- [EXERCISE DESCRIPTION] Please print every record below exactly as it appears.

- [INPUT ROWS]

-=-=-=-=-

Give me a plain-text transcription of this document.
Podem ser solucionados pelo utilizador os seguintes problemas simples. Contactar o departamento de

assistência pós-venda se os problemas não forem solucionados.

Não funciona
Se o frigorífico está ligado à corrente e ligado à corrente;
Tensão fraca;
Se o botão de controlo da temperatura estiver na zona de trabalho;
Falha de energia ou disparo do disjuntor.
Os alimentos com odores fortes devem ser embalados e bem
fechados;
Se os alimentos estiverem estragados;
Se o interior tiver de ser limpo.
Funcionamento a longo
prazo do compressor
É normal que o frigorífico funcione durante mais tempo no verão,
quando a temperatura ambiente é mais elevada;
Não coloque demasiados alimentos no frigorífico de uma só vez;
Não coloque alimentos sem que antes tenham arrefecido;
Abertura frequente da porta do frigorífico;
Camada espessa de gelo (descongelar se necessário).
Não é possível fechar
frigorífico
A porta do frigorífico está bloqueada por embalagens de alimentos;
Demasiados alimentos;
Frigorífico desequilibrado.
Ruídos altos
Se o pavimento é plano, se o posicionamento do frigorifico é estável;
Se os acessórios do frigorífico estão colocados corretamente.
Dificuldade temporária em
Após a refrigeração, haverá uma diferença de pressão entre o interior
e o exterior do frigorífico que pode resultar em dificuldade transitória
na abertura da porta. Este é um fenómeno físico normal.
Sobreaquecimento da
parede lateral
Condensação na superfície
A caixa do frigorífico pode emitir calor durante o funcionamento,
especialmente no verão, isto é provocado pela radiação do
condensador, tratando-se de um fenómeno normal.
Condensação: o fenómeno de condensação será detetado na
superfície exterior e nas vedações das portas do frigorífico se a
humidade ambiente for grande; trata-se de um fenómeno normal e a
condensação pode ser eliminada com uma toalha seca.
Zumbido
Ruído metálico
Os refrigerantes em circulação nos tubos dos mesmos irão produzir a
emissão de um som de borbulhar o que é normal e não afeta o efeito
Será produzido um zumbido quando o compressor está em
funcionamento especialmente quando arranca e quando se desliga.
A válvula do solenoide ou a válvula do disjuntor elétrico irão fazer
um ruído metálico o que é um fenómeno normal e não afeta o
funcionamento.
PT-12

-=-=-=-=-

- [TASK RESULT]
Give me a plain-text transcription of this document.
Podem ser solucionados pelo utilizador os seguintes problemas simples. Contactar o departamento de

assistência pós-venda se os problemas não forem solucionados.

Não funciona
Se o frigorífico está ligado à corrente e ligado à corrente;
Tensão fraca;
Se o botão de controlo da temperatura estiver na zona de trabalho;
Falha de energia ou disparo do disjuntor.
Os alimentos com odores fortes devem ser embalados e bem
fechados;
Se os alimentos estiverem estragados;
Se o interior tiver de ser limpo.
Funcionamento a longo
prazo do compressor
É normal que o frigorífico funcione durante mais tempo no verão,
quando a temperatura ambiente é mais elevada;
Não coloque demasiados alimentos no frigorífico de uma só vez;
Não coloque alimentos sem que antes tenham arrefecido;
Abertura frequente da porta do frigorífico;
Camada espessa de gelo (descongelar se necessário).
Não é possível fechar
frigorífico
A porta do frigorífico está bloqueada por embalagens de alimentos;
Demasiados alimentos;
Frigorífico desequilibrado.
Ruídos altos
Se o pavimento é plano, se o posicionamento do frigorifico é estável;
Se os acessórios do frigorífico estão colocados corretamente.
Dificuldade temporária em
Após a refrigeração, haverá uma diferença de pressão entre o interior
e o exterior do frigorífico que pode resultar em dificuldade transitória
na abertura da porta. Este é um fenómeno físico normal.
Sobreaquecimento da
parede lateral
Condensação na superfície
A caixa do frigorífico pode emitir calor durante o funcionamento,
especialmente no verão, isto é provocado pela radiação do
condensador, tratando-se de um fenómeno normal.
Condensação: o fenómeno de condensação será detetado na
superfície exterior e nas vedações das portas do frigorífico se a
humidade ambiente for grande; trata-se de um fenómeno normal e a
condensação pode ser eliminada com uma toalha seca.
Zumbido
Ruído metálico
Os refrigerantes em circulação nos tubos dos mesmos irão produzir a
emissão de um som de borbulhar o que é normal e não afeta o efeito
Será produzido um zumbido quando o compressor está em
funcionamento especialmente quando arranca e quando se desliga.
A válvula do solenoide ou a válvula do disjuntor elétrico irão fazer
um ruído metálico o que é um fenómeno normal e não afeta o
funcionamento.
PT-12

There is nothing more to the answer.